┏━━

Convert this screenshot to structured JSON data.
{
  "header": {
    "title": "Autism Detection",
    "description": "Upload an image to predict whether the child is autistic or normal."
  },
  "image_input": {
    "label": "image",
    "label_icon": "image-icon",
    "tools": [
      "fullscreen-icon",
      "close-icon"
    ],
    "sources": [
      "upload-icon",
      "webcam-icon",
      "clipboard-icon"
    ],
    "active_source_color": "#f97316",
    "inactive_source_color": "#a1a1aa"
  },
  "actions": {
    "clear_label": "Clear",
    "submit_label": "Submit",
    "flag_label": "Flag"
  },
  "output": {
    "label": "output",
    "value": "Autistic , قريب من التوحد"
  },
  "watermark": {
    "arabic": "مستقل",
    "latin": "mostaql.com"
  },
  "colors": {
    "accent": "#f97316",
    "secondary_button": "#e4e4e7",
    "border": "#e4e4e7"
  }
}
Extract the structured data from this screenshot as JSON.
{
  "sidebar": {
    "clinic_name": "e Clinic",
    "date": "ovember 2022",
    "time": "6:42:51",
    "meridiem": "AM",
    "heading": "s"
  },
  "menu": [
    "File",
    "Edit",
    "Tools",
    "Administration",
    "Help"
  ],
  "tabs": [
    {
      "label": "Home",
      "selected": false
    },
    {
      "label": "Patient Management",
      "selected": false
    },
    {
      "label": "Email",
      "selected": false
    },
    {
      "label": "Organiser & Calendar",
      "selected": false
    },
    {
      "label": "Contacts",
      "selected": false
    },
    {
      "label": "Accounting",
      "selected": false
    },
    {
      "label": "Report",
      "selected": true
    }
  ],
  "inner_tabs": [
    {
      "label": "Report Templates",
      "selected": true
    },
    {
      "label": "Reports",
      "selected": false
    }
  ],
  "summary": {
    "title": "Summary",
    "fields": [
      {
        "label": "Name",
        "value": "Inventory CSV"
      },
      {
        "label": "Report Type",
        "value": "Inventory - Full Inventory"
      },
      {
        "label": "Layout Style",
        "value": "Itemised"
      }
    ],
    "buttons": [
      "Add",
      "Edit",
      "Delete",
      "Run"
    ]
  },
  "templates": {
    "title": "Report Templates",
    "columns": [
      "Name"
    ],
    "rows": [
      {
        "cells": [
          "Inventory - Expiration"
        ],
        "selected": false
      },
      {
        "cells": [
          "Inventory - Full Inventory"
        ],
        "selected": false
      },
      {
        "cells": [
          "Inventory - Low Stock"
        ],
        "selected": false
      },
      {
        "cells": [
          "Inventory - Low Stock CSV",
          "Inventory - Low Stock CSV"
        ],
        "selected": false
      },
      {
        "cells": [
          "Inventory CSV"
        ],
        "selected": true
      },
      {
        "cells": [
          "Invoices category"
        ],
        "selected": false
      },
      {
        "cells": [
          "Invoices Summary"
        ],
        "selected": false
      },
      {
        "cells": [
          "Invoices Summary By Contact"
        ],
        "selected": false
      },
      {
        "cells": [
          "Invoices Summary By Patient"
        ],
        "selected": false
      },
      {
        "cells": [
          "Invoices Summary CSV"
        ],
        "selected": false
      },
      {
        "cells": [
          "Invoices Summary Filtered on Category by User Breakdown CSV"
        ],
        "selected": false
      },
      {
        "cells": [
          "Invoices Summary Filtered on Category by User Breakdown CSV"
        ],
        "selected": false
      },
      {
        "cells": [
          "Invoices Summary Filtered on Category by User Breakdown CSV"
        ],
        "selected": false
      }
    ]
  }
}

┗━━

» **What is asked**
Report the count of lines in the entries that contain the string "Inventory", and nothing besides it.

» **Reply to the exercise**
8